▸ Set problem
Identify the lines that contain the word "comando", then copy them.

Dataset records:
.....

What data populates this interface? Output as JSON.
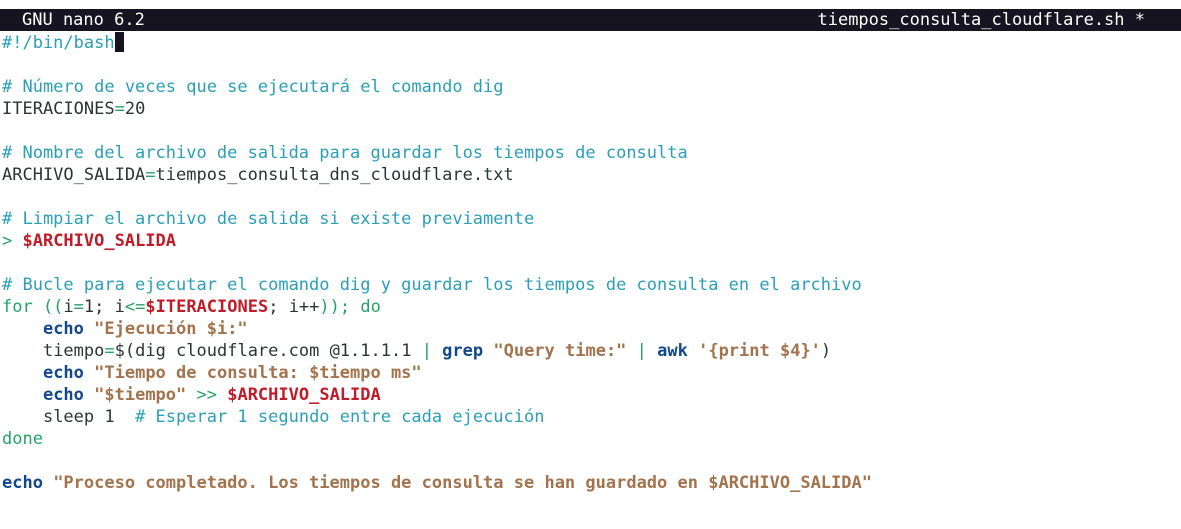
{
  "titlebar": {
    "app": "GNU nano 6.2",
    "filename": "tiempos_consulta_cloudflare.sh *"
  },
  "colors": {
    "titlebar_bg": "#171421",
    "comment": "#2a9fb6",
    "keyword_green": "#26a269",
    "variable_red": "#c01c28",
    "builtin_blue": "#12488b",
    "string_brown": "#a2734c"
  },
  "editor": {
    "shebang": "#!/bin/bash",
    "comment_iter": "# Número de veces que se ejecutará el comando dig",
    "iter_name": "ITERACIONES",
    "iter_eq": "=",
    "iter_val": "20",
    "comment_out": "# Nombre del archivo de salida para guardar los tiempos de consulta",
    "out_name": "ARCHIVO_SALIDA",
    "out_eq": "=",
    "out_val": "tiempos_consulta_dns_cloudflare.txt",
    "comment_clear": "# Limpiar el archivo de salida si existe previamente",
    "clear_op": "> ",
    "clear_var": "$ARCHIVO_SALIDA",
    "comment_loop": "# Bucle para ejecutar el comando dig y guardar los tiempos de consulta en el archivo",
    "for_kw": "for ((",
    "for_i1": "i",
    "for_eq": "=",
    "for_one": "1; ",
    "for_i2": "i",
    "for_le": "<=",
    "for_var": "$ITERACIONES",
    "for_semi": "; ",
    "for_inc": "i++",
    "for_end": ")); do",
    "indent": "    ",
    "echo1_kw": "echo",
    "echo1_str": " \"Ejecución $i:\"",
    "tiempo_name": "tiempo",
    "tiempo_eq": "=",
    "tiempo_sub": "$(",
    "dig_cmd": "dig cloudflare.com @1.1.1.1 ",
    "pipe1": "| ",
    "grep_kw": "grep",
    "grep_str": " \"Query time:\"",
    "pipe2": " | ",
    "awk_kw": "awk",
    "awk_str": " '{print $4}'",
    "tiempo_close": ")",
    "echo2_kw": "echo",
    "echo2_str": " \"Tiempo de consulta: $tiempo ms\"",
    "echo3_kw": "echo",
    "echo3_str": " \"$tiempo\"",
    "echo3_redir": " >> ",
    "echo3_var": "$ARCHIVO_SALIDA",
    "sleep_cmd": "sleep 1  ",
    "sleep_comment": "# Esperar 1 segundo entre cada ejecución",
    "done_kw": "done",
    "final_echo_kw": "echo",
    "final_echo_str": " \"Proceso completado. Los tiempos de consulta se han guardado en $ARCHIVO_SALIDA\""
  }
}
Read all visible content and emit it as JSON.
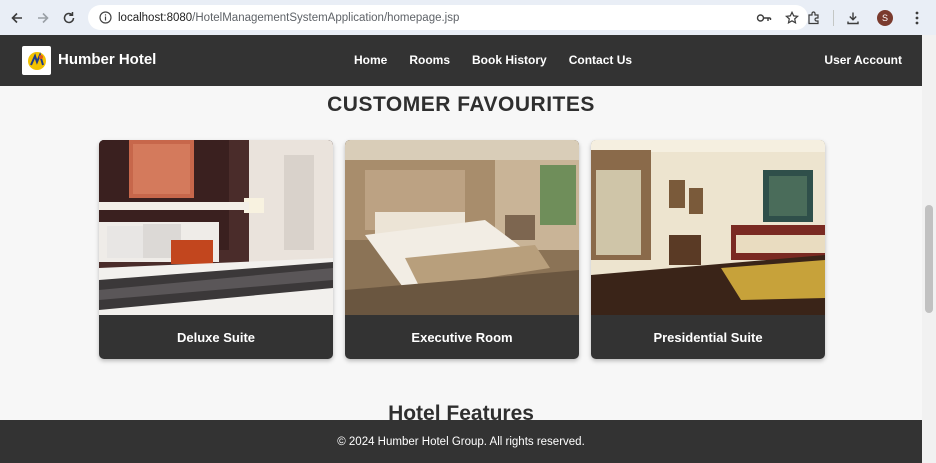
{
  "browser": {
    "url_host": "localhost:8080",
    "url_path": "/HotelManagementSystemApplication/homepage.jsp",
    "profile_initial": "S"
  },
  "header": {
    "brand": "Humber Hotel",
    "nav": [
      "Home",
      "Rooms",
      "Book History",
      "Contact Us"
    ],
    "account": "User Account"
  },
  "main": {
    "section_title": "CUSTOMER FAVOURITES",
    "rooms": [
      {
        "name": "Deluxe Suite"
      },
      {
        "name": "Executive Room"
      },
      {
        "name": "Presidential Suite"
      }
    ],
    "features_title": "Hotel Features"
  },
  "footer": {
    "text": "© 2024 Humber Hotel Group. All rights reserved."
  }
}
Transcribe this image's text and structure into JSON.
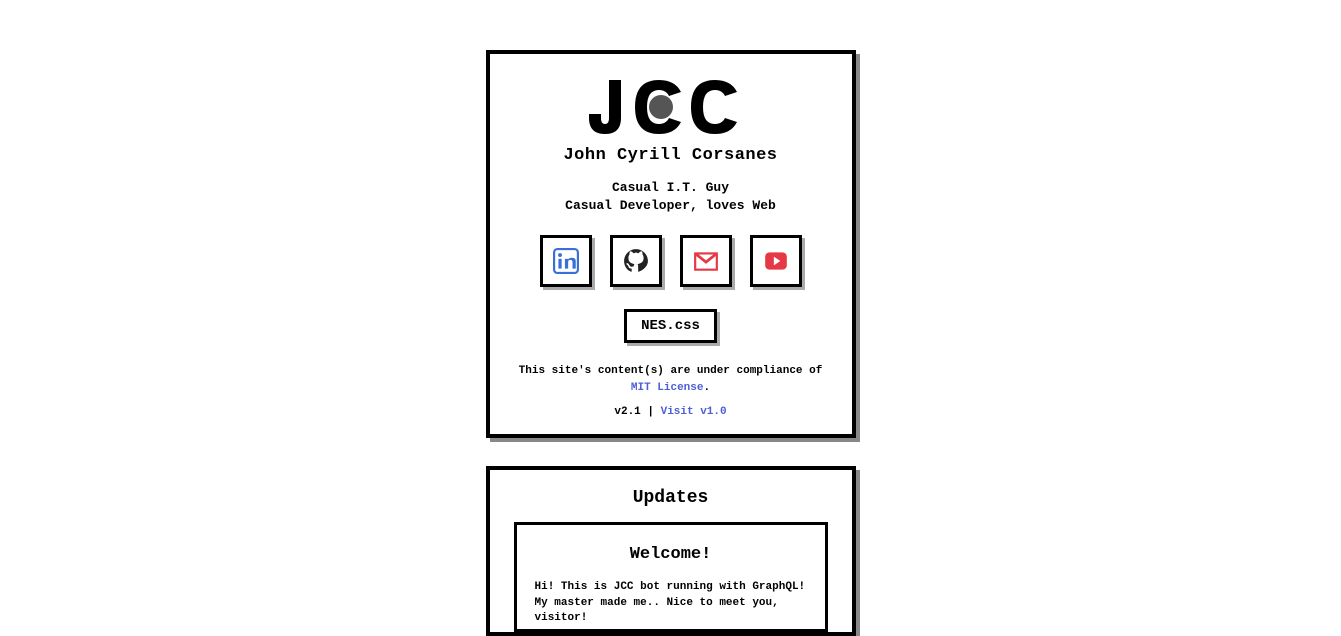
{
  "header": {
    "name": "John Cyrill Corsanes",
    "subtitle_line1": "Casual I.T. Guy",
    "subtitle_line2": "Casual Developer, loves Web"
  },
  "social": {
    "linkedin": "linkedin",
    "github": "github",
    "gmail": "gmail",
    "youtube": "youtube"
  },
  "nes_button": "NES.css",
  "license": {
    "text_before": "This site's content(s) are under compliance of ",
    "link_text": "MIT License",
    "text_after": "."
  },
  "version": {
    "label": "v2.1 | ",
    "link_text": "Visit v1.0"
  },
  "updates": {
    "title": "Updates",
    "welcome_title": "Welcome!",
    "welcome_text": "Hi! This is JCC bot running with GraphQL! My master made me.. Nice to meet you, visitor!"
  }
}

.....

▸ Task solution
    "comment_iter": "# Número de veces que se ejecutará el comando dig",
    "comment_loop": "# Bucle para ejecutar el comando dig y guardar los tiempos de consulta en el archivo",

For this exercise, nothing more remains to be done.